Dataset entries on figures:
*-*-*
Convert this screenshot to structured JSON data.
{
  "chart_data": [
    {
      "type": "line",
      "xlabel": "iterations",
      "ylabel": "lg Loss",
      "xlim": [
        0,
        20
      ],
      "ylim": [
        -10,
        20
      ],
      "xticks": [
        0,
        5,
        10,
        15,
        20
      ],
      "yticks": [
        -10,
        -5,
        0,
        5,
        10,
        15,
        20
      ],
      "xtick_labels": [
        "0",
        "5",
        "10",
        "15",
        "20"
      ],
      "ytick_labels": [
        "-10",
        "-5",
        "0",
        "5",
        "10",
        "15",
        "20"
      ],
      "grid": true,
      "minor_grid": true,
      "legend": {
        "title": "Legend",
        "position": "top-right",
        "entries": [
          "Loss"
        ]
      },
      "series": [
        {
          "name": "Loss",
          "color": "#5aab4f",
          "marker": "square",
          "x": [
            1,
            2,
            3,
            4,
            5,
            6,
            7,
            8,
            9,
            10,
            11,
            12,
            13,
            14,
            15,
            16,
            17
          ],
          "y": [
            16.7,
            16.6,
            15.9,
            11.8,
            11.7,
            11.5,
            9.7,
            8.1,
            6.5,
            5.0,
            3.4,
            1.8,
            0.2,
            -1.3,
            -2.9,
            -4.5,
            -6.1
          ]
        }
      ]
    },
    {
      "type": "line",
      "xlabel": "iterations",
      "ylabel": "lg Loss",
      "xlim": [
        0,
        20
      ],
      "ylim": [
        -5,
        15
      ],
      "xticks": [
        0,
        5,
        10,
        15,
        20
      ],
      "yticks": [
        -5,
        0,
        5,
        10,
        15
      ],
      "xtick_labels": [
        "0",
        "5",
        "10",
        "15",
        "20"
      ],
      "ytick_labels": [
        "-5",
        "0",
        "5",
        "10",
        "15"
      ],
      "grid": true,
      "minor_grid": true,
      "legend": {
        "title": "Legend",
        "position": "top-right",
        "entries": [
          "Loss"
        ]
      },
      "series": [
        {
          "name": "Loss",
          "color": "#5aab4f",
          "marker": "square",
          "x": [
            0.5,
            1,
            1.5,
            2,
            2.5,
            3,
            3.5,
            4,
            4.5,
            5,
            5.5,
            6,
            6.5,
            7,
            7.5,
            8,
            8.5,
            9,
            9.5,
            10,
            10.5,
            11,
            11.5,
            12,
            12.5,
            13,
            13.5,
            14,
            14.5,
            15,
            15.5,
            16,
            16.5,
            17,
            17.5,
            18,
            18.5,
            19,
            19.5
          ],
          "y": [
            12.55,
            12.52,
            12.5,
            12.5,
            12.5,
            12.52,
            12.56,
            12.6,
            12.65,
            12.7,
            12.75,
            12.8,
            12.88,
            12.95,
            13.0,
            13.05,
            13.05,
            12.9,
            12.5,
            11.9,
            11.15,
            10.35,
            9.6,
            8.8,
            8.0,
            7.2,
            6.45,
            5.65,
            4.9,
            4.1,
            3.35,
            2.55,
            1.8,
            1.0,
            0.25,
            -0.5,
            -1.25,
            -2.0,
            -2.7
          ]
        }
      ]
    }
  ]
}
*-*-*
WHAT YOU NEED TO DO:
Retype the entries one by one, exactly.

FINAL RESULT:
Convert this screenshot to structured JSON data.
{
  "chart_data": [
    {
      "type": "line",
      "xlabel": "iterations",
      "ylabel": "lg Loss",
      "xlim": [
        0,
        20
      ],
      "ylim": [
        -10,
        20
      ],
      "xticks": [
        0,
        5,
        10,
        15,
        20
      ],
      "yticks": [
        -10,
        -5,
        0,
        5,
        10,
        15,
        20
      ],
      "xtick_labels": [
        "0",
        "5",
        "10",
        "15",
        "20"
      ],
      "ytick_labels": [
        "-10",
        "-5",
        "0",
        "5",
        "10",
        "15",
        "20"
      ],
      "grid": true,
      "minor_grid": true,
      "legend": {
        "title": "Legend",
        "position": "top-right",
        "entries": [
          "Loss"
        ]
      },
      "series": [
        {
          "name": "Loss",
          "color": "#5aab4f",
          "marker": "square",
          "x": [
            1,
            2,
            3,
            4,
            5,
            6,
            7,
            8,
            9,
            10,
            11,
            12,
            13,
            14,
            15,
            16,
            17
          ],
          "y": [
            16.7,
            16.6,
            15.9,
            11.8,
            11.7,
            11.5,
            9.7,
            8.1,
            6.5,
            5.0,
            3.4,
            1.8,
            0.2,
            -1.3,
            -2.9,
            -4.5,
            -6.1
          ]
        }
      ]
    },
    {
      "type": "line",
      "xlabel": "iterations",
      "ylabel": "lg Loss",
      "xlim": [
        0,
        20
      ],
      "ylim": [
        -5,
        15
      ],
      "xticks": [
        0,
        5,
        10,
        15,
        20
      ],
      "yticks": [
        -5,
        0,
        5,
        10,
        15
      ],
      "xtick_labels": [
        "0",
        "5",
        "10",
        "15",
        "20"
      ],
      "ytick_labels": [
        "-5",
        "0",
        "5",
        "10",
        "15"
      ],
      "grid": true,
      "minor_grid": true,
      "legend": {
        "title": "Legend",
        "position": "top-right",
        "entries": [
          "Loss"
        ]
      },
      "series": [
        {
          "name": "Loss",
          "color": "#5aab4f",
          "marker": "square",
          "x": [
            0.5,
            1,
            1.5,
            2,
            2.5,
            3,
            3.5,
            4,
            4.5,
            5,
            5.5,
            6,
            6.5,
            7,
            7.5,
            8,
            8.5,
            9,
            9.5,
            10,
            10.5,
            11,
            11.5,
            12,
            12.5,
            13,
            13.5,
            14,
            14.5,
            15,
            15.5,
            16,
            16.5,
            17,
            17.5,
            18,
            18.5,
            19,
            19.5
          ],
          "y": [
            12.55,
            12.52,
            12.5,
            12.5,
            12.5,
            12.52,
            12.56,
            12.6,
            12.65,
            12.7,
            12.75,
            12.8,
            12.88,
            12.95,
            13.0,
            13.05,
            13.05,
            12.9,
            12.5,
            11.9,
            11.15,
            10.35,
            9.6,
            8.8,
            8.0,
            7.2,
            6.45,
            5.65,
            4.9,
            4.1,
            3.35,
            2.55,
            1.8,
            1.0,
            0.25,
            -0.5,
            -1.25,
            -2.0,
            -2.7
          ]
        }
      ]
    }
  ]
}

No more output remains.